# THE PROBLEM
Reproduce the records below exactly as given.

# PROVIDED RECORDS
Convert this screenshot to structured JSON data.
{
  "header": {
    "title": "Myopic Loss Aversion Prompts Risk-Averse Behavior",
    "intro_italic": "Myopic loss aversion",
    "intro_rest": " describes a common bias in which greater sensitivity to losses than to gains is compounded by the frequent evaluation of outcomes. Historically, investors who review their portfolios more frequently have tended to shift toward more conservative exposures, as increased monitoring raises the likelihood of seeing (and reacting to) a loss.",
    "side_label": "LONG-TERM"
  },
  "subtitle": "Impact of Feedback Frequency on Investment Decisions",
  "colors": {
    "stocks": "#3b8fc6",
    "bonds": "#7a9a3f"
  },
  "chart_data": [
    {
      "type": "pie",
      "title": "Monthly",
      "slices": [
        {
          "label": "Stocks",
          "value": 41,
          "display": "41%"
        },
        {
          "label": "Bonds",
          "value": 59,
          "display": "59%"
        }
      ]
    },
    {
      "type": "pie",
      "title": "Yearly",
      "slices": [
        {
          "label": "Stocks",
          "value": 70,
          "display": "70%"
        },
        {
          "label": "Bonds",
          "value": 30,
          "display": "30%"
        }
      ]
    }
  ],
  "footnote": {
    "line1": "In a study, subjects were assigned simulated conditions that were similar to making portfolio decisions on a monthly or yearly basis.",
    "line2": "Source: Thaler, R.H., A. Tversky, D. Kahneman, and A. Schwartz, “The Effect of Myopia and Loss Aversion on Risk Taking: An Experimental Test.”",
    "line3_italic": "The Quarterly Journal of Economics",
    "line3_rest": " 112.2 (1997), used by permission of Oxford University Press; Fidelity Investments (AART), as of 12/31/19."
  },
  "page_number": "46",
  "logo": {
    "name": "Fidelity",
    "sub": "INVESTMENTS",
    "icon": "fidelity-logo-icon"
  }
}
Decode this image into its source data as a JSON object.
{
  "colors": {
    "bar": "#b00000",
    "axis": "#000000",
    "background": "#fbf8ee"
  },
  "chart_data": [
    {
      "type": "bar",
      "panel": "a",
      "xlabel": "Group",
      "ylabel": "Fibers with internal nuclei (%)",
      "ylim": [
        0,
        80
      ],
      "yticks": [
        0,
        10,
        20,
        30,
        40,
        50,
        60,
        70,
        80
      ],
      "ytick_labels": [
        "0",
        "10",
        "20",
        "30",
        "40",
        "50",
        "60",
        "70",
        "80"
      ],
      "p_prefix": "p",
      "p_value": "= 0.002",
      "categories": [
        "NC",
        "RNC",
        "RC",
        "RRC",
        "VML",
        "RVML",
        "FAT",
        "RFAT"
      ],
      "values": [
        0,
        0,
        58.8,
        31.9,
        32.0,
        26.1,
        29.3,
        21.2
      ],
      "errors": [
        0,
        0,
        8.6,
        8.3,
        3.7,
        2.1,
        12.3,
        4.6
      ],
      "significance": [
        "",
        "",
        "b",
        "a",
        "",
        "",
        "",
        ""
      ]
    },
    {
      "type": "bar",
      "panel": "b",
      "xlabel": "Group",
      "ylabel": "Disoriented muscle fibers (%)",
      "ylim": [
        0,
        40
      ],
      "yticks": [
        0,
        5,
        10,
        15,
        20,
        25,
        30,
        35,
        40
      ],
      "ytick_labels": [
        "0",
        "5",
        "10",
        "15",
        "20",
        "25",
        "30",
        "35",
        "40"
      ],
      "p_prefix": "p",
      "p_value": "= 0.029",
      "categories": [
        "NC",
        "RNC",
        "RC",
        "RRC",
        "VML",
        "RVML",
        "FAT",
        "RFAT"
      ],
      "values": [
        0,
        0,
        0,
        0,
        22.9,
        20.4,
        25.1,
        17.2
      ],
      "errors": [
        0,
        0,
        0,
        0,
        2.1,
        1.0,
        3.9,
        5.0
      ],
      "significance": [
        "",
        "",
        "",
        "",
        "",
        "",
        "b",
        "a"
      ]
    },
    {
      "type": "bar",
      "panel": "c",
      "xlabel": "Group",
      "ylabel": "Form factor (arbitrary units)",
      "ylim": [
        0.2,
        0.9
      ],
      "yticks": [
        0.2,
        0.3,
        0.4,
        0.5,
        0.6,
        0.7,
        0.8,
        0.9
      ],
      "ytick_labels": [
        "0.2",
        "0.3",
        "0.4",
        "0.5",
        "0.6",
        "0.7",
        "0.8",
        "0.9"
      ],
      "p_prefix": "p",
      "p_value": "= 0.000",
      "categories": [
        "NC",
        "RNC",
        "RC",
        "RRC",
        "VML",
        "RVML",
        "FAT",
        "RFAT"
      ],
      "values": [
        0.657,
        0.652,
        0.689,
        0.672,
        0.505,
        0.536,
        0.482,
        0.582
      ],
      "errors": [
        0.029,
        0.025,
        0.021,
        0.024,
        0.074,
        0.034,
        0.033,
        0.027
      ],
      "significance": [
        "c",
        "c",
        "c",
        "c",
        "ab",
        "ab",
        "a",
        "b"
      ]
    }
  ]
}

# RESULT OF THIS TASK
Convert this screenshot to structured JSON data.
{
  "header": {
    "title": "Myopic Loss Aversion Prompts Risk-Averse Behavior",
    "intro_italic": "Myopic loss aversion",
    "intro_rest": " describes a common bias in which greater sensitivity to losses than to gains is compounded by the frequent evaluation of outcomes. Historically, investors who review their portfolios more frequently have tended to shift toward more conservative exposures, as increased monitoring raises the likelihood of seeing (and reacting to) a loss.",
    "side_label": "LONG-TERM"
  },
  "subtitle": "Impact of Feedback Frequency on Investment Decisions",
  "colors": {
    "stocks": "#3b8fc6",
    "bonds": "#7a9a3f"
  },
  "chart_data": [
    {
      "type": "pie",
      "title": "Monthly",
      "slices": [
        {
          "label": "Stocks",
          "value": 41,
          "display": "41%"
        },
        {
          "label": "Bonds",
          "value": 59,
          "display": "59%"
        }
      ]
    },
    {
      "type": "pie",
      "title": "Yearly",
      "slices": [
        {
          "label": "Stocks",
          "value": 70,
          "display": "70%"
        },
        {
          "label": "Bonds",
          "value": 30,
          "display": "30%"
        }
      ]
    }
  ],
  "footnote": {
    "line1": "In a study, subjects were assigned simulated conditions that were similar to making portfolio decisions on a monthly or yearly basis.",
    "line2": "Source: Thaler, R.H., A. Tversky, D. Kahneman, and A. Schwartz, “The Effect of Myopia and Loss Aversion on Risk Taking: An Experimental Test.”",
    "line3_italic": "The Quarterly Journal of Economics",
    "line3_rest": " 112.2 (1997), used by permission of Oxford University Press; Fidelity Investments (AART), as of 12/31/19."
  },
  "page_number": "46",
  "logo": {
    "name": "Fidelity",
    "sub": "INVESTMENTS",
    "icon": "fidelity-logo-icon"
  }
}
Decode this image into its source data as a JSON object.
{
  "colors": {
    "bar": "#b00000",
    "axis": "#000000",
    "background": "#fbf8ee"
  },
  "chart_data": [
    {
      "type": "bar",
      "panel": "a",
      "xlabel": "Group",
      "ylabel": "Fibers with internal nuclei (%)",
      "ylim": [
        0,
        80
      ],
      "yticks": [
        0,
        10,
        20,
        30,
        40,
        50,
        60,
        70,
        80
      ],
      "ytick_labels": [
        "0",
        "10",
        "20",
        "30",
        "40",
        "50",
        "60",
        "70",
        "80"
      ],
      "p_prefix": "p",
      "p_value": "= 0.002",
      "categories": [
        "NC",
        "RNC",
        "RC",
        "RRC",
        "VML",
        "RVML",
        "FAT",
        "RFAT"
      ],
      "values": [
        0,
        0,
        58.8,
        31.9,
        32.0,
        26.1,
        29.3,
        21.2
      ],
      "errors": [
        0,
        0,
        8.6,
        8.3,
        3.7,
        2.1,
        12.3,
        4.6
      ],
      "significance": [
        "",
        "",
        "b",
        "a",
        "",
        "",
        "",
        ""
      ]
    },
    {
      "type": "bar",
      "panel": "b",
      "xlabel": "Group",
      "ylabel": "Disoriented muscle fibers (%)",
      "ylim": [
        0,
        40
      ],
      "yticks": [
        0,
        5,
        10,
        15,
        20,
        25,
        30,
        35,
        40
      ],
      "ytick_labels": [
        "0",
        "5",
        "10",
        "15",
        "20",
        "25",
        "30",
        "35",
        "40"
      ],
      "p_prefix": "p",
      "p_value": "= 0.029",
      "categories": [
        "NC",
        "RNC",
        "RC",
        "RRC",
        "VML",
        "RVML",
        "FAT",
        "RFAT"
      ],
      "values": [
        0,
        0,
        0,
        0,
        22.9,
        20.4,
        25.1,
        17.2
      ],
      "errors": [
        0,
        0,
        0,
        0,
        2.1,
        1.0,
        3.9,
        5.0
      ],
      "significance": [
        "",
        "",
        "",
        "",
        "",
        "",
        "b",
        "a"
      ]
    },
    {
      "type": "bar",
      "panel": "c",
      "xlabel": "Group",
      "ylabel": "Form factor (arbitrary units)",
      "ylim": [
        0.2,
        0.9
      ],
      "yticks": [
        0.2,
        0.3,
        0.4,
        0.5,
        0.6,
        0.7,
        0.8,
        0.9
      ],
      "ytick_labels": [
        "0.2",
        "0.3",
        "0.4",
        "0.5",
        "0.6",
        "0.7",
        "0.8",
        "0.9"
      ],
      "p_prefix": "p",
      "p_value": "= 0.000",
      "categories": [
        "NC",
        "RNC",
        "RC",
        "RRC",
        "VML",
        "RVML",
        "FAT",
        "RFAT"
      ],
      "values": [
        0.657,
        0.652,
        0.689,
        0.672,
        0.505,
        0.536,
        0.482,
        0.582
      ],
      "errors": [
        0.029,
        0.025,
        0.021,
        0.024,
        0.074,
        0.034,
        0.033,
        0.027
      ],
      "significance": [
        "c",
        "c",
        "c",
        "c",
        "ab",
        "ab",
        "a",
        "b"
      ]
    }
  ]
}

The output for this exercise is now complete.